EXERCISE INSTRUCTIONS> Your task is to quote the material that follows, in full and exactly.

EXCERPTED RECORDS>
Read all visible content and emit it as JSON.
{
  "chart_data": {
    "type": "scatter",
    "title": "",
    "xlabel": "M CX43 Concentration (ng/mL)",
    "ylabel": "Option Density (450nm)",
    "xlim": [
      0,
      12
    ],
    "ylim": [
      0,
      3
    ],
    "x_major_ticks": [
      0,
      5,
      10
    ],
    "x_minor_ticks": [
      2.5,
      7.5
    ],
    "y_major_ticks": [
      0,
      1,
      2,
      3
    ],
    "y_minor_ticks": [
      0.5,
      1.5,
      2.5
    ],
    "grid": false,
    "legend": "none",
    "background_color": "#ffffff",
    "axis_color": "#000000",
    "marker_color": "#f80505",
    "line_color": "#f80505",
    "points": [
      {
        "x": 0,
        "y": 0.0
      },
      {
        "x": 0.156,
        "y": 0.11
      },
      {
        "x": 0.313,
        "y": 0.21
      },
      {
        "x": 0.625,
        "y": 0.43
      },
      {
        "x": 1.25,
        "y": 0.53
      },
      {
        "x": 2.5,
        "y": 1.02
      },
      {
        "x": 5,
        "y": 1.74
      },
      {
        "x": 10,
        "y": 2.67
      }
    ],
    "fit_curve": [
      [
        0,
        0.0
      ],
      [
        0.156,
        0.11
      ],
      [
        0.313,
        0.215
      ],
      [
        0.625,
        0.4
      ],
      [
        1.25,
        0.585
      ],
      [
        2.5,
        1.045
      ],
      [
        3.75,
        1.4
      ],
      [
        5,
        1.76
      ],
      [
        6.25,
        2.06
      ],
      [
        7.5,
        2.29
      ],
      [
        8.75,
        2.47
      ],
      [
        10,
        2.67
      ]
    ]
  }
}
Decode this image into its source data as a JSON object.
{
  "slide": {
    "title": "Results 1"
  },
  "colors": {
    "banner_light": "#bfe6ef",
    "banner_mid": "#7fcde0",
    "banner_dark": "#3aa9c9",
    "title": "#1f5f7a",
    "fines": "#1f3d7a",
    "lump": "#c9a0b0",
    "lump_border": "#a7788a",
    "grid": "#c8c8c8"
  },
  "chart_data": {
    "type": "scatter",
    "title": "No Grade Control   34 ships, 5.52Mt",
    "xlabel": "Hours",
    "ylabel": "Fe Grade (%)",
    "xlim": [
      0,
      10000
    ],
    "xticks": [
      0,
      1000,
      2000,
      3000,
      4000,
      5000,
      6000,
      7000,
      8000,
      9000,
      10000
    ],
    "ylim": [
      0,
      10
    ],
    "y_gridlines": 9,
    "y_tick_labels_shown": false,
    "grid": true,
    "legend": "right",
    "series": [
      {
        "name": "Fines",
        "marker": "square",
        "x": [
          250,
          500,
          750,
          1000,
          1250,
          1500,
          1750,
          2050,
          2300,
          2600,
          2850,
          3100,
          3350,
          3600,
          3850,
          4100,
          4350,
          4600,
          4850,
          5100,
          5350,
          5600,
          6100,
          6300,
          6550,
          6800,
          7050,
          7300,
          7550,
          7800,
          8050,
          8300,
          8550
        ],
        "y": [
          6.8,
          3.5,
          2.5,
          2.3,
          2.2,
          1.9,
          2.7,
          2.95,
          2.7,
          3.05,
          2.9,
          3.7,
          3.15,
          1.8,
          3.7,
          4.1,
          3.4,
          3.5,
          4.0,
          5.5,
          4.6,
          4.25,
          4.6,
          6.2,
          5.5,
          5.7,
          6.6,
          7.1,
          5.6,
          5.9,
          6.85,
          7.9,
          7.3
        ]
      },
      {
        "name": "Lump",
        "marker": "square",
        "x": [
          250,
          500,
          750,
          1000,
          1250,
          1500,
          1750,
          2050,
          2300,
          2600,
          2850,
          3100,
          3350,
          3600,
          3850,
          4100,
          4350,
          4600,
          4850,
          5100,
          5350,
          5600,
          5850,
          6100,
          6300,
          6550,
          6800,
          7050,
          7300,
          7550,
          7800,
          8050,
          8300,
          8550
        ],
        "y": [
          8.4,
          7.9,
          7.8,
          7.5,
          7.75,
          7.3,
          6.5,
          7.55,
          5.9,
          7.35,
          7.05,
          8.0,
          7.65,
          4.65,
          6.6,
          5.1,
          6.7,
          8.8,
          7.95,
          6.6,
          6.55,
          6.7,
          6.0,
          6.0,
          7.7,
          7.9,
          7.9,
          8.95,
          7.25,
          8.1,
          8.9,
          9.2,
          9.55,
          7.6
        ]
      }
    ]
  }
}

WRITTEN ANSWER>
Read all visible content and emit it as JSON.
{
  "chart_data": {
    "type": "scatter",
    "title": "",
    "xlabel": "M CX43 Concentration (ng/mL)",
    "ylabel": "Option Density (450nm)",
    "xlim": [
      0,
      12
    ],
    "ylim": [
      0,
      3
    ],
    "x_major_ticks": [
      0,
      5,
      10
    ],
    "x_minor_ticks": [
      2.5,
      7.5
    ],
    "y_major_ticks": [
      0,
      1,
      2,
      3
    ],
    "y_minor_ticks": [
      0.5,
      1.5,
      2.5
    ],
    "grid": false,
    "legend": "none",
    "background_color": "#ffffff",
    "axis_color": "#000000",
    "marker_color": "#f80505",
    "line_color": "#f80505",
    "points": [
      {
        "x": 0,
        "y": 0.0
      },
      {
        "x": 0.156,
        "y": 0.11
      },
      {
        "x": 0.313,
        "y": 0.21
      },
      {
        "x": 0.625,
        "y": 0.43
      },
      {
        "x": 1.25,
        "y": 0.53
      },
      {
        "x": 2.5,
        "y": 1.02
      },
      {
        "x": 5,
        "y": 1.74
      },
      {
        "x": 10,
        "y": 2.67
      }
    ],
    "fit_curve": [
      [
        0,
        0.0
      ],
      [
        0.156,
        0.11
      ],
      [
        0.313,
        0.215
      ],
      [
        0.625,
        0.4
      ],
      [
        1.25,
        0.585
      ],
      [
        2.5,
        1.045
      ],
      [
        3.75,
        1.4
      ],
      [
        5,
        1.76
      ],
      [
        6.25,
        2.06
      ],
      [
        7.5,
        2.29
      ],
      [
        8.75,
        2.47
      ],
      [
        10,
        2.67
      ]
    ]
  }
}
Decode this image into its source data as a JSON object.
{
  "slide": {
    "title": "Results 1"
  },
  "colors": {
    "banner_light": "#bfe6ef",
    "banner_mid": "#7fcde0",
    "banner_dark": "#3aa9c9",
    "title": "#1f5f7a",
    "fines": "#1f3d7a",
    "lump": "#c9a0b0",
    "lump_border": "#a7788a",
    "grid": "#c8c8c8"
  },
  "chart_data": {
    "type": "scatter",
    "title": "No Grade Control   34 ships, 5.52Mt",
    "xlabel": "Hours",
    "ylabel": "Fe Grade (%)",
    "xlim": [
      0,
      10000
    ],
    "xticks": [
      0,
      1000,
      2000,
      3000,
      4000,
      5000,
      6000,
      7000,
      8000,
      9000,
      10000
    ],
    "ylim": [
      0,
      10
    ],
    "y_gridlines": 9,
    "y_tick_labels_shown": false,
    "grid": true,
    "legend": "right",
    "series": [
      {
        "name": "Fines",
        "marker": "square",
        "x": [
          250,
          500,
          750,
          1000,
          1250,
          1500,
          1750,
          2050,
          2300,
          2600,
          2850,
          3100,
          3350,
          3600,
          3850,
          4100,
          4350,
          4600,
          4850,
          5100,
          5350,
          5600,
          6100,
          6300,
          6550,
          6800,
          7050,
          7300,
          7550,
          7800,
          8050,
          8300,
          8550
        ],
        "y": [
          6.8,
          3.5,
          2.5,
          2.3,
          2.2,
          1.9,
          2.7,
          2.95,
          2.7,
          3.05,
          2.9,
          3.7,
          3.15,
          1.8,
          3.7,
          4.1,
          3.4,
          3.5,
          4.0,
          5.5,
          4.6,
          4.25,
          4.6,
          6.2,
          5.5,
          5.7,
          6.6,
          7.1,
          5.6,
          5.9,
          6.85,
          7.9,
          7.3
        ]
      },
      {
        "name": "Lump",
        "marker": "square",
        "x": [
          250,
          500,
          750,
          1000,
          1250,
          1500,
          1750,
          2050,
          2300,
          2600,
          2850,
          3100,
          3350,
          3600,
          3850,
          4100,
          4350,
          4600,
          4850,
          5100,
          5350,
          5600,
          5850,
          6100,
          6300,
          6550,
          6800,
          7050,
          7300,
          7550,
          7800,
          8050,
          8300,
          8550
        ],
        "y": [
          8.4,
          7.9,
          7.8,
          7.5,
          7.75,
          7.3,
          6.5,
          7.55,
          5.9,
          7.35,
          7.05,
          8.0,
          7.65,
          4.65,
          6.6,
          5.1,
          6.7,
          8.8,
          7.95,
          6.6,
          6.55,
          6.7,
          6.0,
          6.0,
          7.7,
          7.9,
          7.9,
          8.95,
          7.25,
          8.1,
          8.9,
          9.2,
          9.55,
          7.6
        ]
      }
    ]
  }
}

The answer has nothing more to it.